BEGIN Data provided

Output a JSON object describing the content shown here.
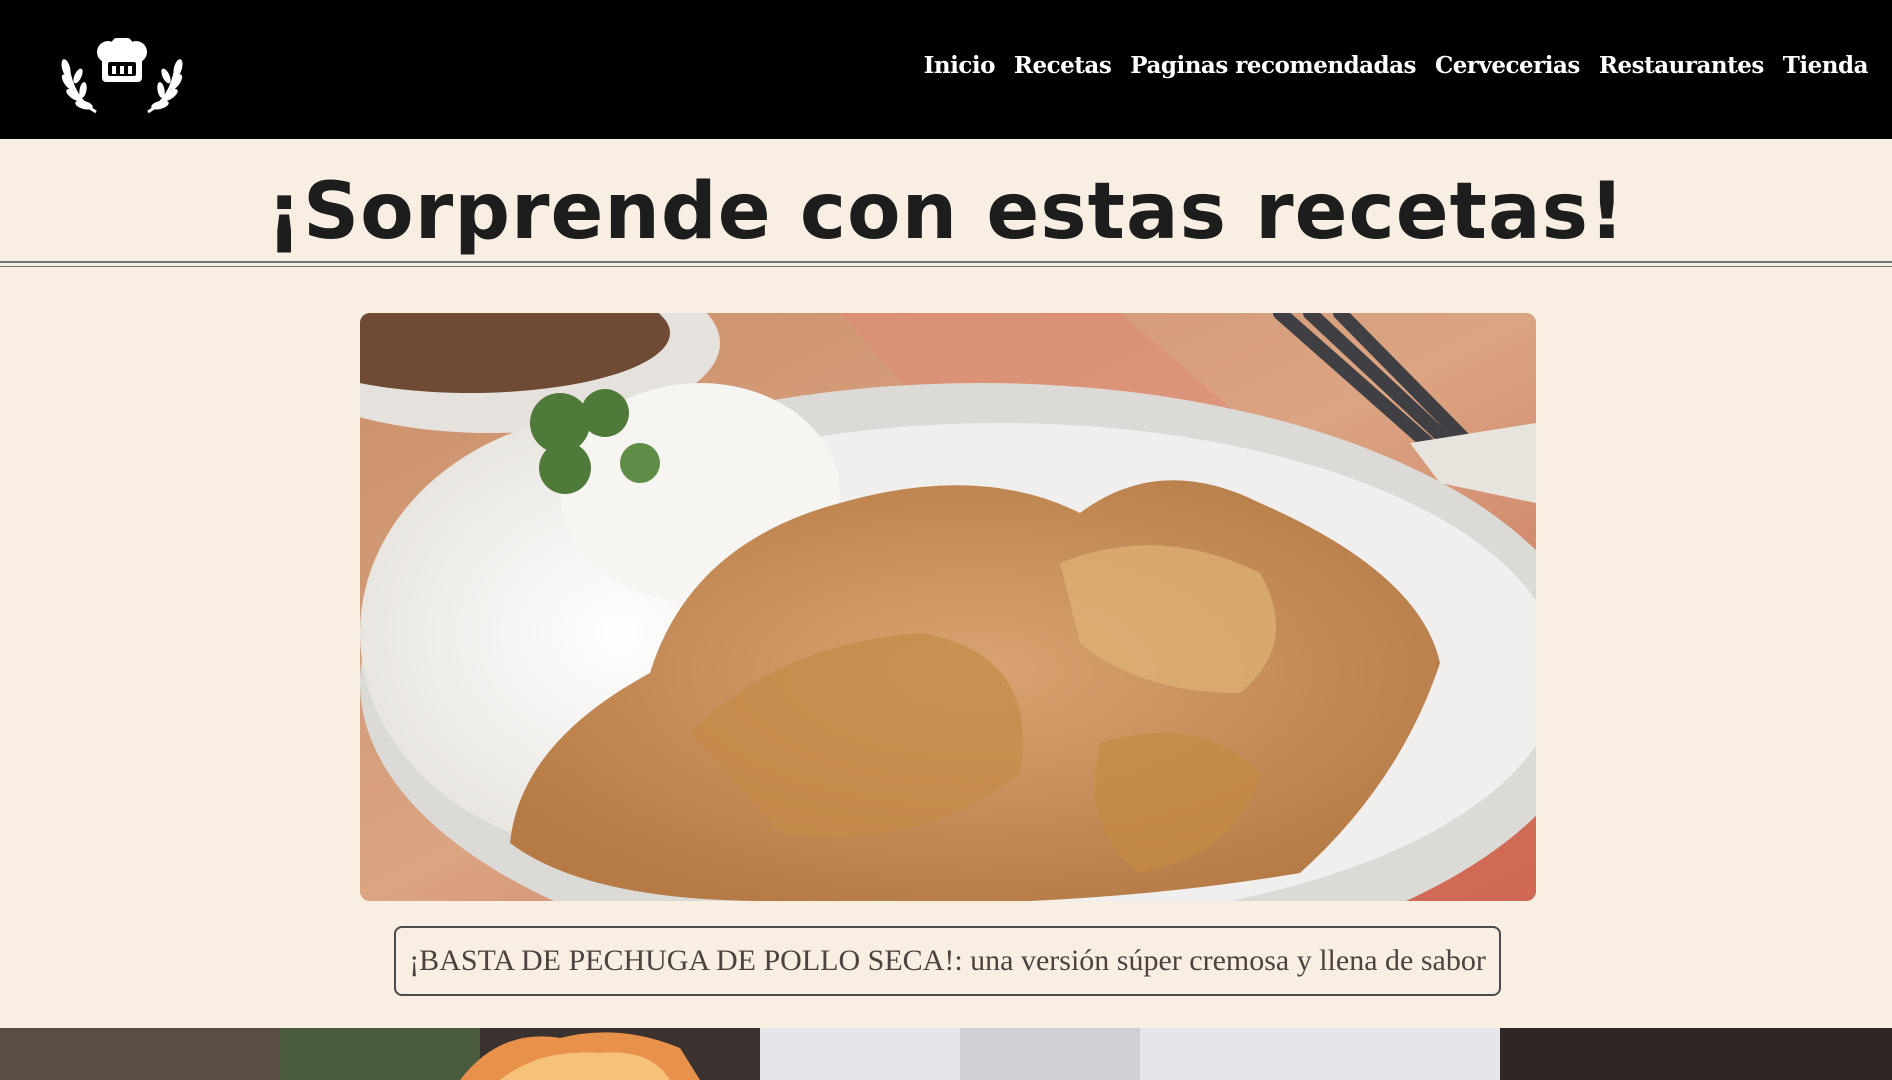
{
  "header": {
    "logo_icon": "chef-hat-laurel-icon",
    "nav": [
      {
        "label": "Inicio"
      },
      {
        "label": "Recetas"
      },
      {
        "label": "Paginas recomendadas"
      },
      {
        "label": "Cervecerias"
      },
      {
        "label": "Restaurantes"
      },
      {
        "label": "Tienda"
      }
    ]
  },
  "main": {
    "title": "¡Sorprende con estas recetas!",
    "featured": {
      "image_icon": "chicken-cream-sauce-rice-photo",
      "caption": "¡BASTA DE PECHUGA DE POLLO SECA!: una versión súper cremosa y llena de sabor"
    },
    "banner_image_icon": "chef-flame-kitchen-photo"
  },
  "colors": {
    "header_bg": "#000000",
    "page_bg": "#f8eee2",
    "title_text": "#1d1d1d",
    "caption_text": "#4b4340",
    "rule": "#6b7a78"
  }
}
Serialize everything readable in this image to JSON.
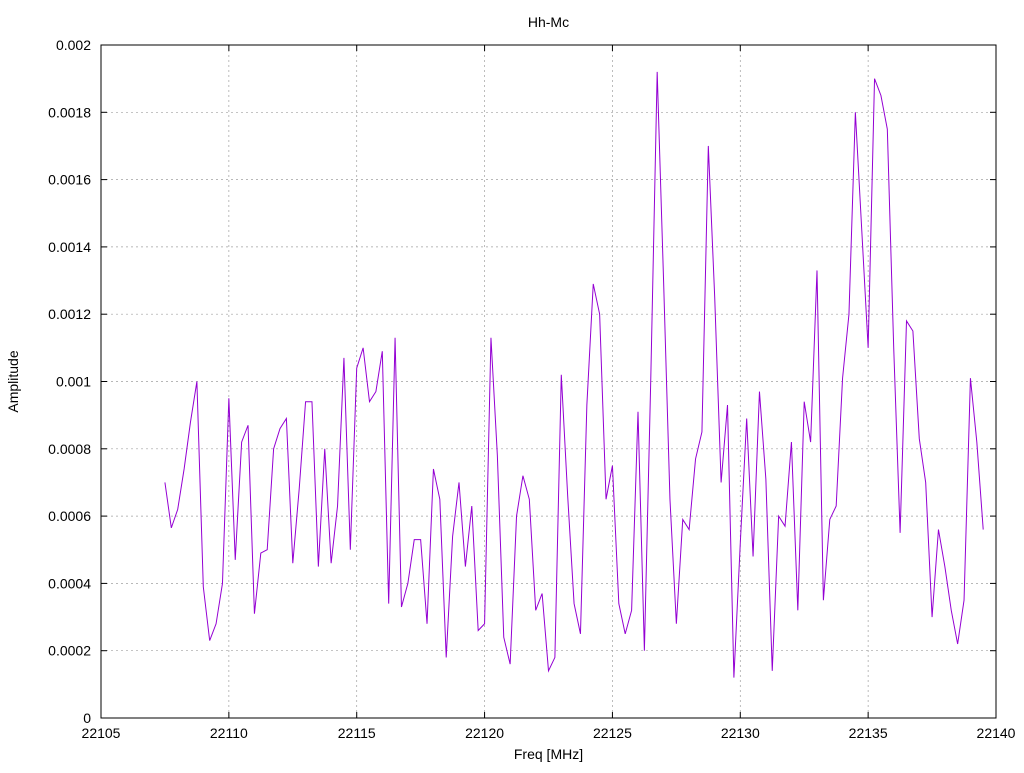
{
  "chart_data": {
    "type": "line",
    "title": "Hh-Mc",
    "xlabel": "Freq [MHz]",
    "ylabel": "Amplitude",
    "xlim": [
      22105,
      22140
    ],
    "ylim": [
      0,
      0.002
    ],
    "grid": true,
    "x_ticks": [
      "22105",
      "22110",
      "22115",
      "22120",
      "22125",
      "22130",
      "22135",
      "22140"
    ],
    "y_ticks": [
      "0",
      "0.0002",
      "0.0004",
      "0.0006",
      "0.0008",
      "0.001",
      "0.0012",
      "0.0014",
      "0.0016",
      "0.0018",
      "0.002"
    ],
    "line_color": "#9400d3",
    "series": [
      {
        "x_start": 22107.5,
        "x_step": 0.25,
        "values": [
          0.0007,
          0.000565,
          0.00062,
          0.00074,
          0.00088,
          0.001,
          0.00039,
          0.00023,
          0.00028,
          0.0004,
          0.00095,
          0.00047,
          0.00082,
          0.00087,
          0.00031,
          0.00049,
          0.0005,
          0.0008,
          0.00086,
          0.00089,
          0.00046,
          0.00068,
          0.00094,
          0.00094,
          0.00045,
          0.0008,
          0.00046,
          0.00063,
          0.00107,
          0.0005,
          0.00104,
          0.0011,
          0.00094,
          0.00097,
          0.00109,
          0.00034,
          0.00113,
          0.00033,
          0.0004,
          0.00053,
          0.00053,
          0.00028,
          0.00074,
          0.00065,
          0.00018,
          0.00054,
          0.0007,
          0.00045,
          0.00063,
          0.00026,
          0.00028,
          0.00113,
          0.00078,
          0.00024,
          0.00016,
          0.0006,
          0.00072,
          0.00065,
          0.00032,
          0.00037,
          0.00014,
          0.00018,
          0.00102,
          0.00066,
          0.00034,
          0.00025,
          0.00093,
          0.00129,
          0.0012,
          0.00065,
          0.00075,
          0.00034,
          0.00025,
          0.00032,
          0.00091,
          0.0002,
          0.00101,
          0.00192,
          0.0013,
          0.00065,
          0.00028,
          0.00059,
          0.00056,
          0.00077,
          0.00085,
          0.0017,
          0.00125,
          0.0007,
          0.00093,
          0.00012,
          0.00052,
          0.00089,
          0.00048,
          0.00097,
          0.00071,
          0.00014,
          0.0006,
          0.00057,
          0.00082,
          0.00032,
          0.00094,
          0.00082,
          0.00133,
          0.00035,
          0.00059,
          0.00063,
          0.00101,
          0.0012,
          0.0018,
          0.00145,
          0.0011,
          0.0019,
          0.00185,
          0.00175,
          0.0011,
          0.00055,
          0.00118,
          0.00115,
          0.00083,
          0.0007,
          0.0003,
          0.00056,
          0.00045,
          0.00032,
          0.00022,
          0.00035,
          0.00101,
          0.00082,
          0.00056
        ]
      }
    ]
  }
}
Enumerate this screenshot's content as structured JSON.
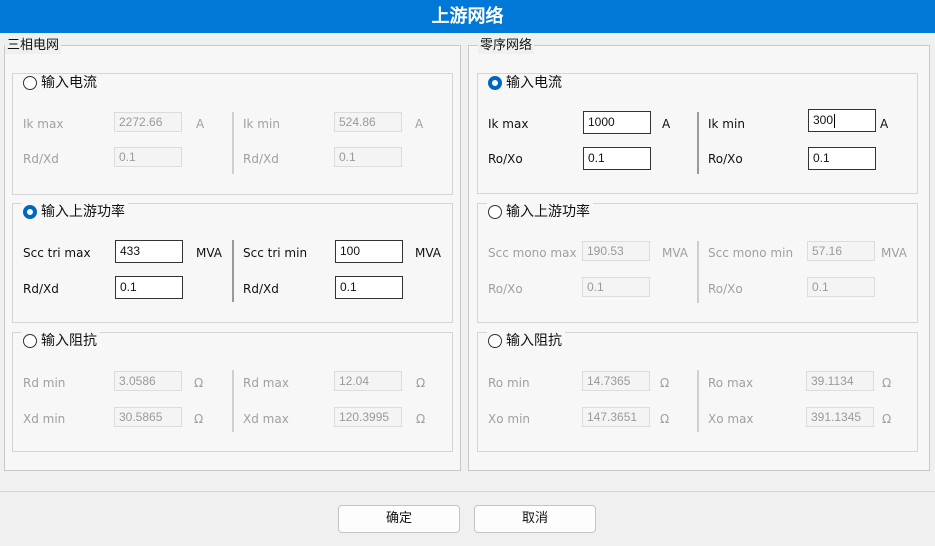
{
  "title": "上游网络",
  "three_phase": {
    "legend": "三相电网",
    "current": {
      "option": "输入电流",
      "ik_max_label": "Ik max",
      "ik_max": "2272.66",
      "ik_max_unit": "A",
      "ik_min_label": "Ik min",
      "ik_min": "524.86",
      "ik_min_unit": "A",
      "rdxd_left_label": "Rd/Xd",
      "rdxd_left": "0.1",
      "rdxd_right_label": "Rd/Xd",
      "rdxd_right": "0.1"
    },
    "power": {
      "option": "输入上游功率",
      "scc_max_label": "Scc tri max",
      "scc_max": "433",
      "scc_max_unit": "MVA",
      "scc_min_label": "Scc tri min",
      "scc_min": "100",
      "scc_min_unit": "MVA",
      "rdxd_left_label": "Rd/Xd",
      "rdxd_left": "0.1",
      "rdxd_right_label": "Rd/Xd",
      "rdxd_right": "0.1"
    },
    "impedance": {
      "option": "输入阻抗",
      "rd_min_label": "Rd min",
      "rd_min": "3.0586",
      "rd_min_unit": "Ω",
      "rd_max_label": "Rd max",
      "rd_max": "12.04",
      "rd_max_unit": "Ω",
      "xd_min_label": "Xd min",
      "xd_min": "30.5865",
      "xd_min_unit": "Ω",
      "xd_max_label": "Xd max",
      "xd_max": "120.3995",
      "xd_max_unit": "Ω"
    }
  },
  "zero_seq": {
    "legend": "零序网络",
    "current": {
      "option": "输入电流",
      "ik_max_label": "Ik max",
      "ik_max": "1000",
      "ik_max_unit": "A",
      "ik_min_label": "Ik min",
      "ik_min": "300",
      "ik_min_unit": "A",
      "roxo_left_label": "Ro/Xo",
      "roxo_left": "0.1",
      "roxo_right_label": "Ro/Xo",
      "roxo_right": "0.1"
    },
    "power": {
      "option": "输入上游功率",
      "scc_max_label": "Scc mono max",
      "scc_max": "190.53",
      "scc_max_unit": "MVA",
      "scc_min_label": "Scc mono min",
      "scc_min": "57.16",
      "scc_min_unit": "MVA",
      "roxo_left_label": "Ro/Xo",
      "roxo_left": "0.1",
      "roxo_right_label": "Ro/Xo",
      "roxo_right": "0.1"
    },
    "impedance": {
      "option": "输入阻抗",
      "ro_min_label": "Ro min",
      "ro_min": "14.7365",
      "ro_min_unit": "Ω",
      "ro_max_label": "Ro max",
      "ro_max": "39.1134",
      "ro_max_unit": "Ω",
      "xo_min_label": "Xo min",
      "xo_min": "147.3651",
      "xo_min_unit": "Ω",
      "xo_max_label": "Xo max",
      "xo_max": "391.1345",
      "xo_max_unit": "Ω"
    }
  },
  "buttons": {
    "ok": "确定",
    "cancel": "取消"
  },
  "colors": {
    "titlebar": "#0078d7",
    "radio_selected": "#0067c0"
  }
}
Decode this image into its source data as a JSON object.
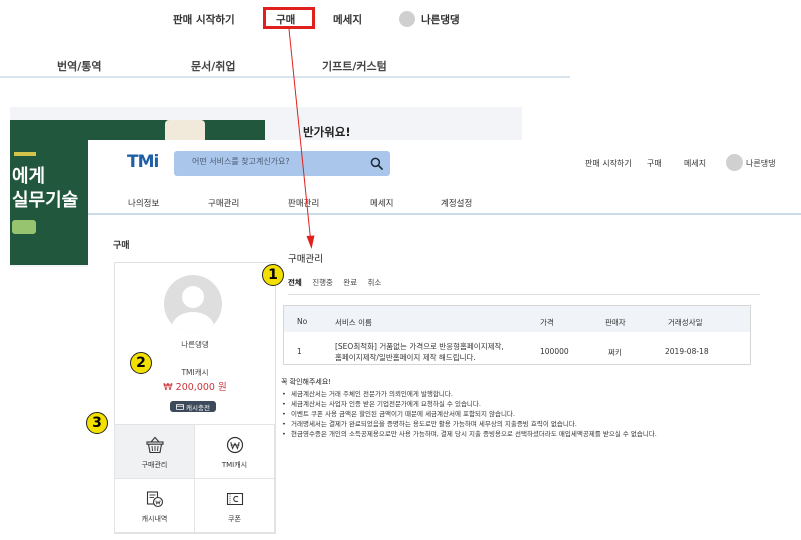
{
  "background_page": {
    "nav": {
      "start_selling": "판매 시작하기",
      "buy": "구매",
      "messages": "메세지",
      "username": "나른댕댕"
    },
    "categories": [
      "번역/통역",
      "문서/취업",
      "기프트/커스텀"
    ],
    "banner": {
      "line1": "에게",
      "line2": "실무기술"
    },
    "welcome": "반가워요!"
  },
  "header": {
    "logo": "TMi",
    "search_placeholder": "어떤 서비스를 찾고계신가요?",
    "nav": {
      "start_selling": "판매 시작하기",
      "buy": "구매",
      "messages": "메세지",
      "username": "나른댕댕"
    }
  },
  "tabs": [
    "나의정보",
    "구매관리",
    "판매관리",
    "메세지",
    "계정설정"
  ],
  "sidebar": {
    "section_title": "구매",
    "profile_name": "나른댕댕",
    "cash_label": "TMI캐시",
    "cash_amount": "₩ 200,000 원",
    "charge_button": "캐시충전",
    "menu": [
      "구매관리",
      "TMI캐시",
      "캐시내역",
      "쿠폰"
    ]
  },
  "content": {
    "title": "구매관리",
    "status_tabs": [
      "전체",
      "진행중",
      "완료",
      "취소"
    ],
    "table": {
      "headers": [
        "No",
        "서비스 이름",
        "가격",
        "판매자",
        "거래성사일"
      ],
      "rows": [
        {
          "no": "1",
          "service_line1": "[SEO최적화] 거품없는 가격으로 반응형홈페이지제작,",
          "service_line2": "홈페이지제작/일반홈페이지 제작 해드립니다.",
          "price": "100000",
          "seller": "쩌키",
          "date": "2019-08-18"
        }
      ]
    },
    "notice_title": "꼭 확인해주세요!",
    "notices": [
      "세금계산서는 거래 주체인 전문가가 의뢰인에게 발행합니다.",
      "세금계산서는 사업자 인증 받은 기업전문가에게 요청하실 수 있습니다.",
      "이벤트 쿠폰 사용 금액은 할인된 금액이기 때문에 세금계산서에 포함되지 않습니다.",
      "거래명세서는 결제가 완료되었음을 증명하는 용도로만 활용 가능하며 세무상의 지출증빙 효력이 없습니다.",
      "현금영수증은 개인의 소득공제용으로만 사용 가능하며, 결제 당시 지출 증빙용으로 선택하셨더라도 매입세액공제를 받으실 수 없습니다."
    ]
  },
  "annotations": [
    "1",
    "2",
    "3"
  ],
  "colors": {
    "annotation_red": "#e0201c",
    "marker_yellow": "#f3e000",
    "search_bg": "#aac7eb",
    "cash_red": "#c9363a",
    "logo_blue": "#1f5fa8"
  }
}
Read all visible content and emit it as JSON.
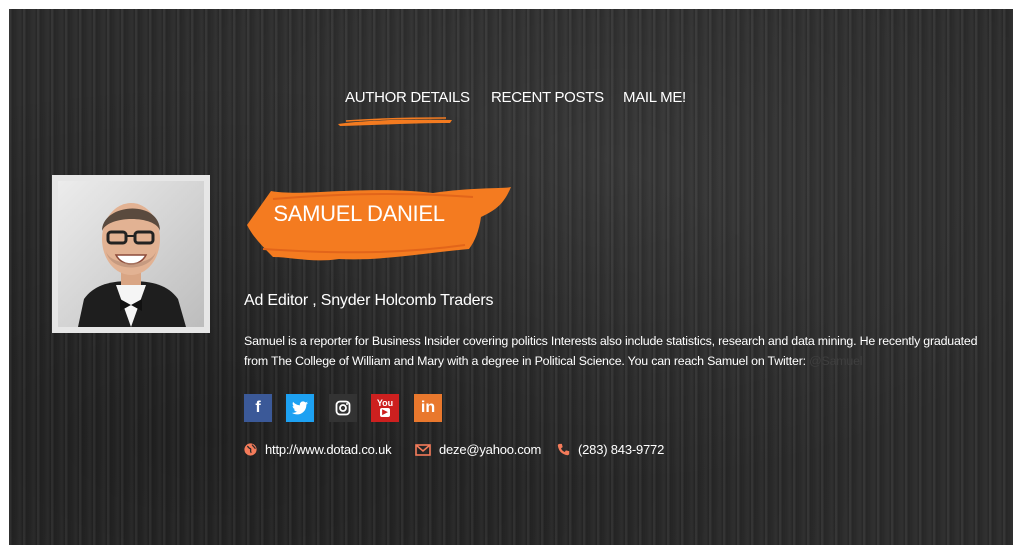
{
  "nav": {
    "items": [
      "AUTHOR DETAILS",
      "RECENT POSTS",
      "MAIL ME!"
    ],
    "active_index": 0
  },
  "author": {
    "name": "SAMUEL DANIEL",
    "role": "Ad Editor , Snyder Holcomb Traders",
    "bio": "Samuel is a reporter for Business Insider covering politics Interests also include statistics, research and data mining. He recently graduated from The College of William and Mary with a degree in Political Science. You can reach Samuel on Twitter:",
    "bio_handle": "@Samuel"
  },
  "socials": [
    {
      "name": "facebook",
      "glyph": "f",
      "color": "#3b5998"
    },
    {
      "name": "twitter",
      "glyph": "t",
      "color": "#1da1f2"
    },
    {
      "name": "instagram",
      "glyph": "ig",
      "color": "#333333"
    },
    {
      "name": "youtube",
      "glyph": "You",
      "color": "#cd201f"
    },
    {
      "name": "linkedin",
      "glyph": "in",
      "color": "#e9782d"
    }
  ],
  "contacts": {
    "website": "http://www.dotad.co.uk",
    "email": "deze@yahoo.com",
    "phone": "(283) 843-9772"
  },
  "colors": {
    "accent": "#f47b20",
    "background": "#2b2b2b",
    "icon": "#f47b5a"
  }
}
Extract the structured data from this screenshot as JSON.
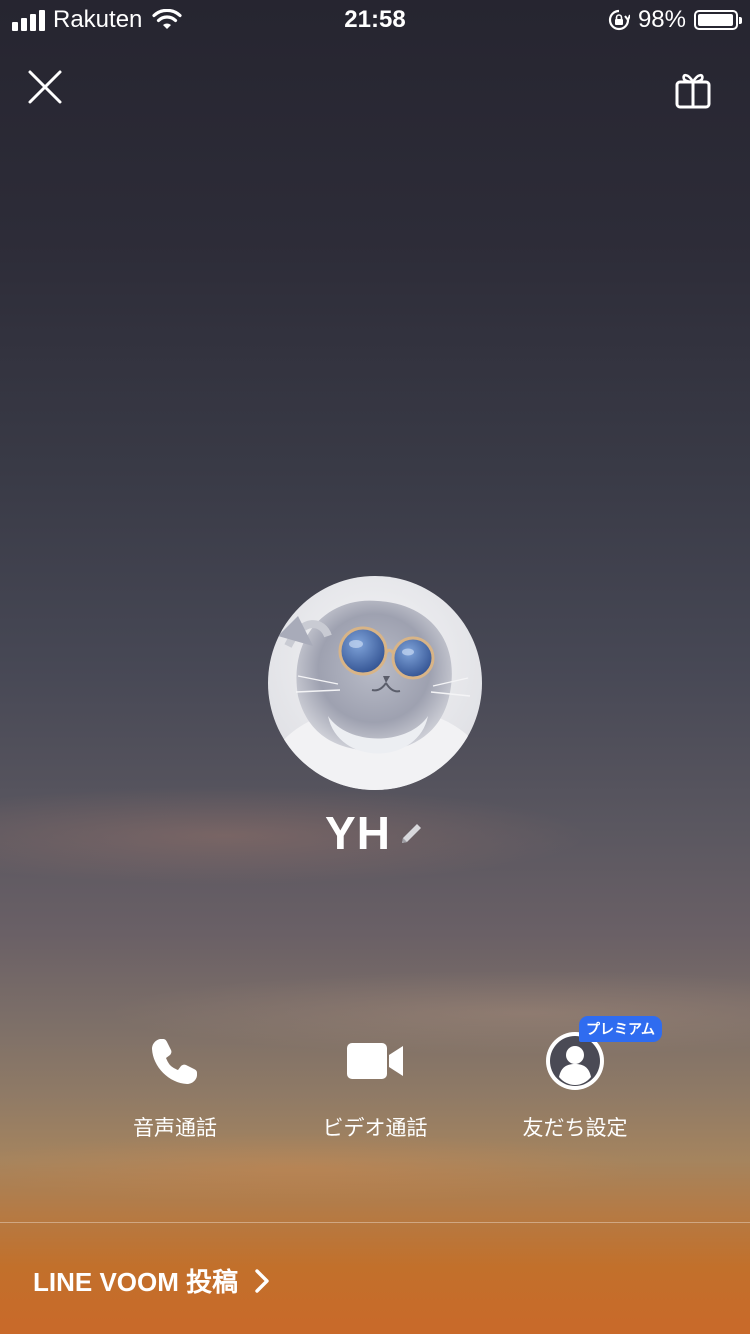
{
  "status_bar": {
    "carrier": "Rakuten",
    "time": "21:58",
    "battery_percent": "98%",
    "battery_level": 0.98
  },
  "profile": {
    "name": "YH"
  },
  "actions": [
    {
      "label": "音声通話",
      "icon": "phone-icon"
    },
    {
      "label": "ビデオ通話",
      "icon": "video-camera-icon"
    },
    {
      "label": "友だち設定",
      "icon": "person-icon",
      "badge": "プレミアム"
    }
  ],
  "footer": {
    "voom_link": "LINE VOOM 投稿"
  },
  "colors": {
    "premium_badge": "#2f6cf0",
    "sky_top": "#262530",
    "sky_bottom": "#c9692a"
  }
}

END Data provided

(Short task)
Skip the pictures. Please copy exactly the lines from the one with "Read all visible content and emit it as JSON." through the final line of the material above, both ends included.

(Finished answer)
Read all visible content and emit it as JSON.
{
  "nav": {
    "items": [
      "AUTHOR DETAILS",
      "RECENT POSTS",
      "MAIL ME!"
    ],
    "active_index": 0
  },
  "author": {
    "name": "SAMUEL DANIEL",
    "role": "Ad Editor , Snyder Holcomb Traders",
    "bio": "Samuel is a reporter for Business Insider covering politics Interests also include statistics, research and data mining. He recently graduated from The College of William and Mary with a degree in Political Science. You can reach Samuel on Twitter:",
    "bio_handle": "@Samuel"
  },
  "socials": [
    {
      "name": "facebook",
      "glyph": "f",
      "color": "#3b5998"
    },
    {
      "name": "twitter",
      "glyph": "t",
      "color": "#1da1f2"
    },
    {
      "name": "instagram",
      "glyph": "ig",
      "color": "#333333"
    },
    {
      "name": "youtube",
      "glyph": "You",
      "color": "#cd201f"
    },
    {
      "name": "linkedin",
      "glyph": "in",
      "color": "#e9782d"
    }
  ],
  "contacts": {
    "website": "http://www.dotad.co.uk",
    "email": "deze@yahoo.com",
    "phone": "(283) 843-9772"
  },
  "colors": {
    "accent": "#f47b20",
    "background": "#2b2b2b",
    "icon": "#f47b5a"
  }
}
Extract the structured data from this screenshot as JSON.
{
  "status_bar": {
    "carrier": "Rakuten",
    "time": "21:58",
    "battery_percent": "98%",
    "battery_level": 0.98
  },
  "profile": {
    "name": "YH"
  },
  "actions": [
    {
      "label": "音声通話",
      "icon": "phone-icon"
    },
    {
      "label": "ビデオ通話",
      "icon": "video-camera-icon"
    },
    {
      "label": "友だち設定",
      "icon": "person-icon",
      "badge": "プレミアム"
    }
  ],
  "footer": {
    "voom_link": "LINE VOOM 投稿"
  },
  "colors": {
    "premium_badge": "#2f6cf0",
    "sky_top": "#262530",
    "sky_bottom": "#c9692a"
  }
}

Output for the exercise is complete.